* INFORMATION SHOWN
::::
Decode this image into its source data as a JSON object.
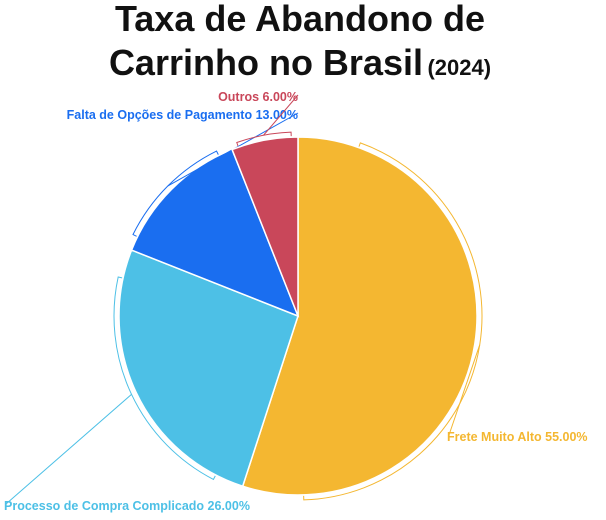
{
  "chart_data": {
    "type": "pie",
    "title": "Taxa de Abandono de Carrinho no Brasil",
    "subtitle": "(2024)",
    "categories": [
      "Frete Muito Alto",
      "Processo de Compra Complicado",
      "Falta de Opções de Pagamento",
      "Outros"
    ],
    "values": [
      55,
      26,
      13,
      6
    ],
    "value_labels": [
      "55.00%",
      "26.00%",
      "13.00%",
      "6.00%"
    ],
    "colors": [
      "#f4b731",
      "#4dc0e6",
      "#1a6ef0",
      "#c9475a"
    ]
  }
}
::::
Repeat every record above exactly, but leave out any pictures.

* SOLUTION BELOW
Decode this image into its source data as a JSON object.
{
  "chart_data": {
    "type": "pie",
    "title": "Taxa de Abandono de Carrinho no Brasil",
    "subtitle": "(2024)",
    "categories": [
      "Frete Muito Alto",
      "Processo de Compra Complicado",
      "Falta de Opções de Pagamento",
      "Outros"
    ],
    "values": [
      55,
      26,
      13,
      6
    ],
    "value_labels": [
      "55.00%",
      "26.00%",
      "13.00%",
      "6.00%"
    ],
    "colors": [
      "#f4b731",
      "#4dc0e6",
      "#1a6ef0",
      "#c9475a"
    ]
  }
}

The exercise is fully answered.